● Task requirements: Give every line of the entries below again, switching each "kebab-icon" to "more-options-icon" and leaving all else unchanged.
# # # # # # #
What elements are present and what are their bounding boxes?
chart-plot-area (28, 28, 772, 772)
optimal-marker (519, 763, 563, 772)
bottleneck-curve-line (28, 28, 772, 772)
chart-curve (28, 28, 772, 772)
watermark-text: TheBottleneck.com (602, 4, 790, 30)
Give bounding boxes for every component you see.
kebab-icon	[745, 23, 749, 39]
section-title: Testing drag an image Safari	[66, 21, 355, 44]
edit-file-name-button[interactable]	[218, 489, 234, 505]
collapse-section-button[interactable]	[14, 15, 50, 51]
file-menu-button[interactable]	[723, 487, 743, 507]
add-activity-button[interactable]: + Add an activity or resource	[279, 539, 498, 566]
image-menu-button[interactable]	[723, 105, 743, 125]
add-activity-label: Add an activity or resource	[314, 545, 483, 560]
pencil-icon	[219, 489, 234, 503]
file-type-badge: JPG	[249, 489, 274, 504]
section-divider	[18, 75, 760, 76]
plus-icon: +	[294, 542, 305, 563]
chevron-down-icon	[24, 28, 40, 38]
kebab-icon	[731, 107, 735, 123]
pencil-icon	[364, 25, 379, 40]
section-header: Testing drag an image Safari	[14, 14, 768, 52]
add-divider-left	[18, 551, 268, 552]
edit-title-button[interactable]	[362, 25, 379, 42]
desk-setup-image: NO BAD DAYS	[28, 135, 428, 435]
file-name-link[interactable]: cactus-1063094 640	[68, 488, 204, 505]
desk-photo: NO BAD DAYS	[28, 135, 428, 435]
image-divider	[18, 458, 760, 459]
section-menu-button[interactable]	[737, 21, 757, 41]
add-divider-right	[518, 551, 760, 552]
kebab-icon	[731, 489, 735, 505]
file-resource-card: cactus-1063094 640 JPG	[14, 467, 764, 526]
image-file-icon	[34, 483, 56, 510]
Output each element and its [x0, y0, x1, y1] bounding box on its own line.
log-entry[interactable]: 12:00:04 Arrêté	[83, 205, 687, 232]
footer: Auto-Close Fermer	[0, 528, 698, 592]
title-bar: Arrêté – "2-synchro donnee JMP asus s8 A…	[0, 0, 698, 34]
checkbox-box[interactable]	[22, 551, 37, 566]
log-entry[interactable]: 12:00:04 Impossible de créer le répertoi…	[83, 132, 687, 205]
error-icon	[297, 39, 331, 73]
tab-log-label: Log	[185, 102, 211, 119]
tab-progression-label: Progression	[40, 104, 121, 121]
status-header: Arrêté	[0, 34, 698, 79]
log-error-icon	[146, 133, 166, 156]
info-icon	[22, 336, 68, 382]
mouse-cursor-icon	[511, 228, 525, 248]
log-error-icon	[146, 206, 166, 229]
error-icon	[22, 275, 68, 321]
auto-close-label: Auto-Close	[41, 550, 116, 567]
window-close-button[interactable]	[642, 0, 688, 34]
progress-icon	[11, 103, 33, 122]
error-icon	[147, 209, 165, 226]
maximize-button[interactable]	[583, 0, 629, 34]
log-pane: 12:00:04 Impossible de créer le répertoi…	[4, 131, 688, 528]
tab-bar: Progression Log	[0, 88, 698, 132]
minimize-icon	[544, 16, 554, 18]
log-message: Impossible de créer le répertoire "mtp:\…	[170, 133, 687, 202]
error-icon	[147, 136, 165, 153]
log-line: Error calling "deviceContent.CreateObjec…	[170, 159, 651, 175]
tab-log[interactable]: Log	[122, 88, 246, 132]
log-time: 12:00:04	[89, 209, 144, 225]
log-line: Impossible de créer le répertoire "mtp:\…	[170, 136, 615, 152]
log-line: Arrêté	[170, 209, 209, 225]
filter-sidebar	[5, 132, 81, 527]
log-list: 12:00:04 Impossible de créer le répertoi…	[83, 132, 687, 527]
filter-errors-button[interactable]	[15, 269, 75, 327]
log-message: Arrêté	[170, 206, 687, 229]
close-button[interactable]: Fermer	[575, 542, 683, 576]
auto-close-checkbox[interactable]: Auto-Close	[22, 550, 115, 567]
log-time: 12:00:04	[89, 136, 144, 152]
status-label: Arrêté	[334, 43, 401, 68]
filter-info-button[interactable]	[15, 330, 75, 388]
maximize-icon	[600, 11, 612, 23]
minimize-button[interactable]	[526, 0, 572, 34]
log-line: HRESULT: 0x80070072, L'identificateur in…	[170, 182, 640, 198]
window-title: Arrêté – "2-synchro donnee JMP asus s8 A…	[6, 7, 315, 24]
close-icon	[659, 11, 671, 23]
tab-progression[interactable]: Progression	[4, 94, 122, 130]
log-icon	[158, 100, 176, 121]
# # # # # # #
● Task response:
What elements are present and what are their bounding boxes?
chart-plot-area (28, 28, 772, 772)
optimal-marker (519, 763, 563, 772)
bottleneck-curve-line (28, 28, 772, 772)
chart-curve (28, 28, 772, 772)
watermark-text: TheBottleneck.com (602, 4, 790, 30)
Give bounding boxes for every component you see.
more-options-icon	[745, 23, 749, 39]
section-title: Testing drag an image Safari	[66, 21, 355, 44]
edit-file-name-button[interactable]	[218, 489, 234, 505]
collapse-section-button[interactable]	[14, 15, 50, 51]
file-menu-button[interactable]	[723, 487, 743, 507]
add-activity-button[interactable]: + Add an activity or resource	[279, 539, 498, 566]
image-menu-button[interactable]	[723, 105, 743, 125]
add-activity-label: Add an activity or resource	[314, 545, 483, 560]
pencil-icon	[219, 489, 234, 503]
file-type-badge: JPG	[249, 489, 274, 504]
section-divider	[18, 75, 760, 76]
plus-icon: +	[294, 542, 305, 563]
chevron-down-icon	[24, 28, 40, 38]
more-options-icon	[731, 107, 735, 123]
pencil-icon	[364, 25, 379, 40]
section-header: Testing drag an image Safari	[14, 14, 768, 52]
add-divider-left	[18, 551, 268, 552]
edit-title-button[interactable]	[362, 25, 379, 42]
desk-setup-image: NO BAD DAYS	[28, 135, 428, 435]
file-name-link[interactable]: cactus-1063094 640	[68, 488, 204, 505]
desk-photo: NO BAD DAYS	[28, 135, 428, 435]
image-divider	[18, 458, 760, 459]
section-menu-button[interactable]	[737, 21, 757, 41]
add-divider-right	[518, 551, 760, 552]
more-options-icon	[731, 489, 735, 505]
file-resource-card: cactus-1063094 640 JPG	[14, 467, 764, 526]
image-file-icon	[34, 483, 56, 510]
Output each element and its [x0, y0, x1, y1] bounding box on its own line.
log-entry[interactable]: 12:00:04 Arrêté	[83, 205, 687, 232]
footer: Auto-Close Fermer	[0, 528, 698, 592]
title-bar: Arrêté – "2-synchro donnee JMP asus s8 A…	[0, 0, 698, 34]
checkbox-box[interactable]	[22, 551, 37, 566]
log-entry[interactable]: 12:00:04 Impossible de créer le répertoi…	[83, 132, 687, 205]
error-icon	[297, 39, 331, 73]
tab-log-label: Log	[185, 102, 211, 119]
tab-progression-label: Progression	[40, 104, 121, 121]
status-header: Arrêté	[0, 34, 698, 79]
log-error-icon	[146, 133, 166, 156]
info-icon	[22, 336, 68, 382]
mouse-cursor-icon	[511, 228, 525, 248]
log-error-icon	[146, 206, 166, 229]
error-icon	[22, 275, 68, 321]
auto-close-label: Auto-Close	[41, 550, 116, 567]
window-close-button[interactable]	[642, 0, 688, 34]
progress-icon	[11, 103, 33, 122]
error-icon	[147, 209, 165, 226]
maximize-button[interactable]	[583, 0, 629, 34]
log-pane: 12:00:04 Impossible de créer le répertoi…	[4, 131, 688, 528]
tab-bar: Progression Log	[0, 88, 698, 132]
minimize-icon	[544, 16, 554, 18]
log-message: Impossible de créer le répertoire "mtp:\…	[170, 133, 687, 202]
error-icon	[147, 136, 165, 153]
log-line: Error calling "deviceContent.CreateObjec…	[170, 159, 651, 175]
tab-log[interactable]: Log	[122, 88, 246, 132]
log-time: 12:00:04	[89, 209, 144, 225]
log-line: Impossible de créer le répertoire "mtp:\…	[170, 136, 615, 152]
log-line: Arrêté	[170, 209, 209, 225]
filter-sidebar	[5, 132, 81, 527]
log-list: 12:00:04 Impossible de créer le répertoi…	[83, 132, 687, 527]
filter-errors-button[interactable]	[15, 269, 75, 327]
log-message: Arrêté	[170, 206, 687, 229]
close-button[interactable]: Fermer	[575, 542, 683, 576]
auto-close-checkbox[interactable]: Auto-Close	[22, 550, 115, 567]
log-time: 12:00:04	[89, 136, 144, 152]
status-label: Arrêté	[334, 43, 401, 68]
filter-info-button[interactable]	[15, 330, 75, 388]
maximize-icon	[600, 11, 612, 23]
minimize-button[interactable]	[526, 0, 572, 34]
log-line: HRESULT: 0x80070072, L'identificateur in…	[170, 182, 640, 198]
window-title: Arrêté – "2-synchro donnee JMP asus s8 A…	[6, 7, 315, 24]
close-icon	[659, 11, 671, 23]
tab-progression[interactable]: Progression	[4, 94, 122, 130]
log-icon	[158, 100, 176, 121]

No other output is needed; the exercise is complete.